*What needs to be done*
Repeat every record below exactly, but leave out any pictures.

### Excerpted records ###

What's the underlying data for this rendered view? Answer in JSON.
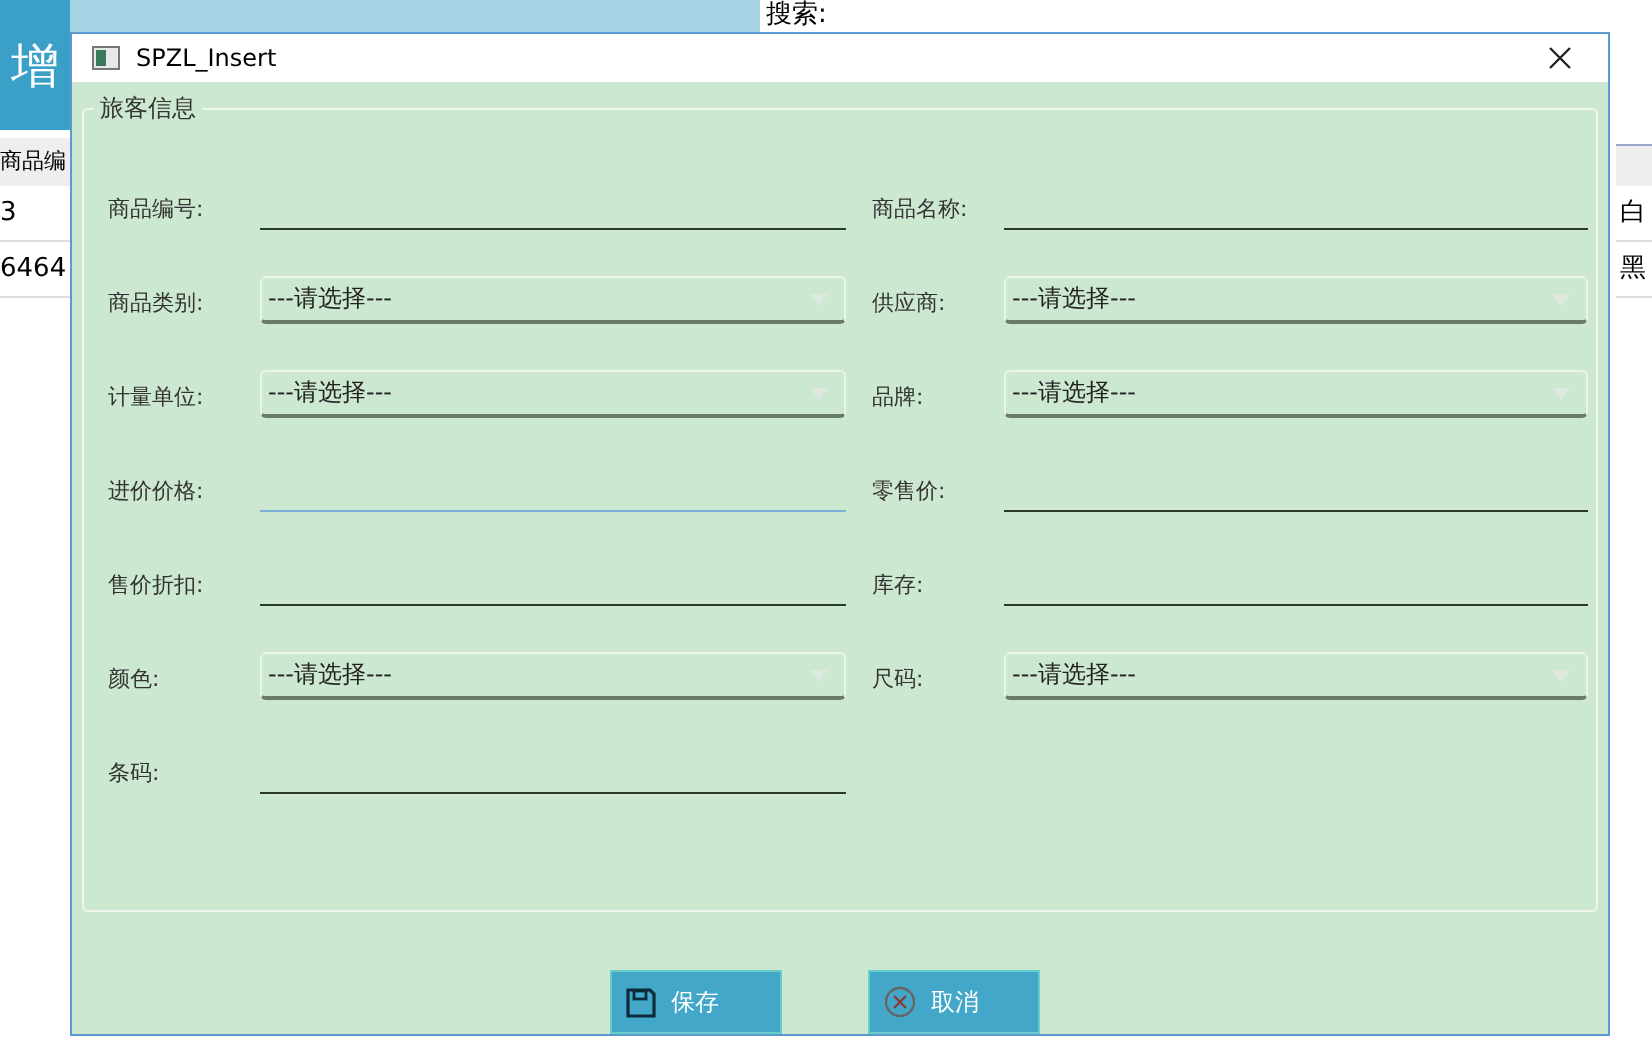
{
  "background": {
    "add_tile": "增",
    "search_label": "搜索:",
    "table": {
      "column_1": "商品编",
      "rows": [
        {
          "cell_1": "3",
          "cell_2": "白"
        },
        {
          "cell_1": "6464",
          "cell_2": "黑"
        }
      ]
    }
  },
  "dialog": {
    "title": "SPZL_Insert",
    "group": "旅客信息",
    "fields": [
      {
        "label": "商品编号:",
        "kind": "text",
        "focused": false
      },
      {
        "label": "商品名称:",
        "kind": "text",
        "focused": false
      },
      {
        "label": "商品类别:",
        "kind": "combo",
        "value": "---请选择---"
      },
      {
        "label": "供应商:",
        "kind": "combo",
        "value": "---请选择---"
      },
      {
        "label": "计量单位:",
        "kind": "combo",
        "value": "---请选择---"
      },
      {
        "label": "品牌:",
        "kind": "combo",
        "value": "---请选择---"
      },
      {
        "label": "进价价格:",
        "kind": "text",
        "focused": true
      },
      {
        "label": "零售价:",
        "kind": "text",
        "focused": false
      },
      {
        "label": "售价折扣:",
        "kind": "text",
        "focused": false
      },
      {
        "label": "库存:",
        "kind": "text",
        "focused": false
      },
      {
        "label": "颜色:",
        "kind": "combo",
        "value": "---请选择---"
      },
      {
        "label": "尺码:",
        "kind": "combo",
        "value": "---请选择---"
      },
      {
        "label": "条码:",
        "kind": "text",
        "focused": false
      }
    ],
    "buttons": [
      {
        "label": "保存",
        "kind": "save"
      },
      {
        "label": "取消",
        "kind": "cancel"
      }
    ]
  }
}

###

*Full answer*
What's the underlying data for this rendered view? Answer in JSON.
{
  "background": {
    "add_tile": "增",
    "search_label": "搜索:",
    "table": {
      "column_1": "商品编",
      "rows": [
        {
          "cell_1": "3",
          "cell_2": "白"
        },
        {
          "cell_1": "6464",
          "cell_2": "黑"
        }
      ]
    }
  },
  "dialog": {
    "title": "SPZL_Insert",
    "group": "旅客信息",
    "fields": [
      {
        "label": "商品编号:",
        "kind": "text",
        "focused": false
      },
      {
        "label": "商品名称:",
        "kind": "text",
        "focused": false
      },
      {
        "label": "商品类别:",
        "kind": "combo",
        "value": "---请选择---"
      },
      {
        "label": "供应商:",
        "kind": "combo",
        "value": "---请选择---"
      },
      {
        "label": "计量单位:",
        "kind": "combo",
        "value": "---请选择---"
      },
      {
        "label": "品牌:",
        "kind": "combo",
        "value": "---请选择---"
      },
      {
        "label": "进价价格:",
        "kind": "text",
        "focused": true
      },
      {
        "label": "零售价:",
        "kind": "text",
        "focused": false
      },
      {
        "label": "售价折扣:",
        "kind": "text",
        "focused": false
      },
      {
        "label": "库存:",
        "kind": "text",
        "focused": false
      },
      {
        "label": "颜色:",
        "kind": "combo",
        "value": "---请选择---"
      },
      {
        "label": "尺码:",
        "kind": "combo",
        "value": "---请选择---"
      },
      {
        "label": "条码:",
        "kind": "text",
        "focused": false
      }
    ],
    "buttons": [
      {
        "label": "保存",
        "kind": "save"
      },
      {
        "label": "取消",
        "kind": "cancel"
      }
    ]
  }
}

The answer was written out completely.